抜粋本文
労働と心理学にはどのような関係があるのでしょうか。
日本には365日の全てに何らかの「記念日」が制定されています。
3月1日は「労働組合法施行記念日」に制定されています。
これは1946年の3月1日に労働者の地位向上を図るための法律である「労働組合法」が施行されたことがきっかけとなっています。
労働組合法とは、労働基準法・労働関係調整法とともに労働三法の1つであり、労働者の団結権・団体交渉権・ストライキ権を保障するものとなっています。
日本では大正時代に労働組合は存在していたものの、雇用者と集団交渉する権利は保証されていませんでした。
そこで、終戦後、連合国軍総司令部(GHQ)が日本の労働者たちが労働組合を結成することを奨励し、1945年11月に労働組合法案が帝国議会に提出され、同年12月に可決・成立しました。
では、労働と心理学にはどのような関係があるのでしょうか。
私たちが日々、従事している労働については、主に産業・組織心理学において研究が実施されています。

取り組む課題
• 1. 労働組合法施行記念日についての抜粋本文によると、労働組合法が施行されたのはいつですか。
• 2. 次の(a)〜(c)の記述が、労働組合法施行記念日についての抜粋本文と合致するかを判定してください。各判定には、根拠となる本文の語句をそのまま引用してください。
(a) 労働組合法は労働三法の1つである。
(b) 大正時代の日本には労働組合が存在しなかった。
(c) 労働組合法案は1945年12月に帝国議会に提出された。
• 3. 労働と心理学の関係を扱う抜粋本文を、最後の文の後から書き進めてください。

提供資料
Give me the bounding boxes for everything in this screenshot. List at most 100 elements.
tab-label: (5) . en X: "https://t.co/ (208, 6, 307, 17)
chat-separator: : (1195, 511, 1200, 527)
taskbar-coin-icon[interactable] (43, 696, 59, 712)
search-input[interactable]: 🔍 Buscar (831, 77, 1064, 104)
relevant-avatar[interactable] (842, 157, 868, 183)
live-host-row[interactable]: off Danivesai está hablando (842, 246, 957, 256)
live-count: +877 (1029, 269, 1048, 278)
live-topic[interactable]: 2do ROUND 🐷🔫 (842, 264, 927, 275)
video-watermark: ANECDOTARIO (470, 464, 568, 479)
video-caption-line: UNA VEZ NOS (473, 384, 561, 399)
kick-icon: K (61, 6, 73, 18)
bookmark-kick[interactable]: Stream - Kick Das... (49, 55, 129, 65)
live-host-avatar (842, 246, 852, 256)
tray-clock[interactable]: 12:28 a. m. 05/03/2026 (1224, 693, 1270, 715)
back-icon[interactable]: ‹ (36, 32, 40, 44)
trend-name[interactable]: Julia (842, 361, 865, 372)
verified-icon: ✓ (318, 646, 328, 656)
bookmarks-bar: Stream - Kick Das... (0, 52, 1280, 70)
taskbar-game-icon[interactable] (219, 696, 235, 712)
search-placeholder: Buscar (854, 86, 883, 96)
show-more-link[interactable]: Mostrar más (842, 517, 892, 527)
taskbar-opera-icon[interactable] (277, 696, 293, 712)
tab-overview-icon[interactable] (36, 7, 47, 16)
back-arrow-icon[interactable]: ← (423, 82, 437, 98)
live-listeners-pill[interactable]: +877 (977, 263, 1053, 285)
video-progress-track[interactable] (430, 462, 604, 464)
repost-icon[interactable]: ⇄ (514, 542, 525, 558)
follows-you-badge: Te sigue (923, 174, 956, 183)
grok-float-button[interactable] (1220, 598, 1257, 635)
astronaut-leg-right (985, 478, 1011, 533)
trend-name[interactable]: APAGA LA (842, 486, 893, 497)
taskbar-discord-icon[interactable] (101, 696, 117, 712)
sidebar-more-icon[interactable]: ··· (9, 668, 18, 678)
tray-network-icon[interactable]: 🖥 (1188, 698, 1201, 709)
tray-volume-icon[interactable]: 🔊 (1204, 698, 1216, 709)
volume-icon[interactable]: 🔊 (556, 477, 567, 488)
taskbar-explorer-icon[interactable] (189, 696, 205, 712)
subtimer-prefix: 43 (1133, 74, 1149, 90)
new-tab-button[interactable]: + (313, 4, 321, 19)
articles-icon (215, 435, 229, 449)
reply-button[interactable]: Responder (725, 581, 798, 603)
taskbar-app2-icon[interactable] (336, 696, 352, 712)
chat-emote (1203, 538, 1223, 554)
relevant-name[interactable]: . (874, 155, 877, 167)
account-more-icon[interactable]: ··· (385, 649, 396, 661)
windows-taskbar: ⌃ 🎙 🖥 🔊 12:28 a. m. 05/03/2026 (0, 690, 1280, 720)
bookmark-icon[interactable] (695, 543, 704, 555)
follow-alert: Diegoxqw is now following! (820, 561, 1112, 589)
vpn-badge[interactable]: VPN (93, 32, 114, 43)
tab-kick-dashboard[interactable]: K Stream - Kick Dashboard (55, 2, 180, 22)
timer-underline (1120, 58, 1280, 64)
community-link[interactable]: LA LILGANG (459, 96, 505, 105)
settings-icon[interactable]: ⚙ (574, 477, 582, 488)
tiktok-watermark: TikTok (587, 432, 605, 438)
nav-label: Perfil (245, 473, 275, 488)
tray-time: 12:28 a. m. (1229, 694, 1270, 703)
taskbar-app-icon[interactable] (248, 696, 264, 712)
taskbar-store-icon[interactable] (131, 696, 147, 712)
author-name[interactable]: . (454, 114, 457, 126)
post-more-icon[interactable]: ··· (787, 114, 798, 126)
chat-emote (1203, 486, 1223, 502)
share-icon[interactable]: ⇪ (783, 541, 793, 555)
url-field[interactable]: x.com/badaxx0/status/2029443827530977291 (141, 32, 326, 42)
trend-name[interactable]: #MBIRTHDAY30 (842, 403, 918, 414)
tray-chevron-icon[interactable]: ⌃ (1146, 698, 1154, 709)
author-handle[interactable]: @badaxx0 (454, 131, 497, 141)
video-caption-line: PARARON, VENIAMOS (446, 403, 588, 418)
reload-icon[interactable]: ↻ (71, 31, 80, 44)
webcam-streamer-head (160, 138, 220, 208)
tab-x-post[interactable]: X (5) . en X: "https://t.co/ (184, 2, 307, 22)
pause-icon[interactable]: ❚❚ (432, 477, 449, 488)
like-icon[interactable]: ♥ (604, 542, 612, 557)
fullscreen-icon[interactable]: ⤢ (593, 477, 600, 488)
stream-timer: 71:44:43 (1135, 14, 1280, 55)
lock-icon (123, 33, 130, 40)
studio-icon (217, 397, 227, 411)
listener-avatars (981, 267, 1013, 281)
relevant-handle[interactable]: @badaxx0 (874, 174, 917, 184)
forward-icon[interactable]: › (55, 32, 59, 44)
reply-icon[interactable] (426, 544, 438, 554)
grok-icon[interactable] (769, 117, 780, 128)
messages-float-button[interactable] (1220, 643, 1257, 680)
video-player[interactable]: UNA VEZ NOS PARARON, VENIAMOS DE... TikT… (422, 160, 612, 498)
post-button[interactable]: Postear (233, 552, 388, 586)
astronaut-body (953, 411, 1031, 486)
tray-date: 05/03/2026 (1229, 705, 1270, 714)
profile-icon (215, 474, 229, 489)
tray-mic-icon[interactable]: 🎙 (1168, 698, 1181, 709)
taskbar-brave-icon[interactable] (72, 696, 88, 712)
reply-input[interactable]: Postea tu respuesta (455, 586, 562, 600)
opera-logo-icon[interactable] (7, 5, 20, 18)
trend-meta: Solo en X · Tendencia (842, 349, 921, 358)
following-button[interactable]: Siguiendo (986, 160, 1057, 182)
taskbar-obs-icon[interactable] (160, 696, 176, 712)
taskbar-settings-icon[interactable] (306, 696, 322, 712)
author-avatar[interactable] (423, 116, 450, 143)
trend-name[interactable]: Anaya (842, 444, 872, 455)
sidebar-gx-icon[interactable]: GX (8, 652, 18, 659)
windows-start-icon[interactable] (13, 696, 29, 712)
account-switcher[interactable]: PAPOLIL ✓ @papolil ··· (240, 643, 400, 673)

課題の解答
• 1. 1946年の3月1日です。

• 2.
(a) はい。「労働基準法・労働関係調整法とともに労働三法の1つであり」
(b) いいえ。「日本では大正時代に労働組合は存在していたものの」
(c) いいえ。「1945年11月に労働組合法案が帝国議会に提出され」

• 3.
産業・組織心理学とは、本来は「産業心理学」と「組織心理学」の2つの分野から構成されているものです。
産業心理学は、産業活動全般を対象とするものであり、そこで発生する様々な問題を心理学的な見地から検討するものです。
厳密な意味では産業心理学とは区別される分野として、組織心理学があります。第二次世界大戦後、技術のめざましい進歩は産業場面に革新をもたらしました。
しかし、その結果として、人間と道具・機械との不適合が問題となることも増えました。
そこで、1960年代後半から組織に働く人々の行動を個人と組織的環境との相互作用の中で説明しようとする組織心理学への関心が急速に高まりました。
関心の急速な高まりに合わせて、それまでの伝統的な産業心理学に対する批判も展開されました。
組織心理学とは、組織における人間行動について、個人とそれをとりまく組織環境との相互依存的関係のなかで理解することを目的とするものであり、それまでの産業心理学では、雇用や採用、配属における選抜や仕事に関する訓練、仕事の適性といった問題は、従業員個人を職務にどう当てはめるかという枠組のなかで考えられてきました。
しかし、こうした問題は、実は集団の特性や組織風土、組織構造といった個人をとりまく組織環境と密接に関わっているため、組織成員の行動は、組織と個人との相互作用の中で捉えていくことが必要であることが分かりました。
このような経緯で現在の産業・組織心理学が誕生しました。
そして、今の日本の産業場面において特に注目されているのは、ストレスチェックやプレゼンティーズムに関する問題です。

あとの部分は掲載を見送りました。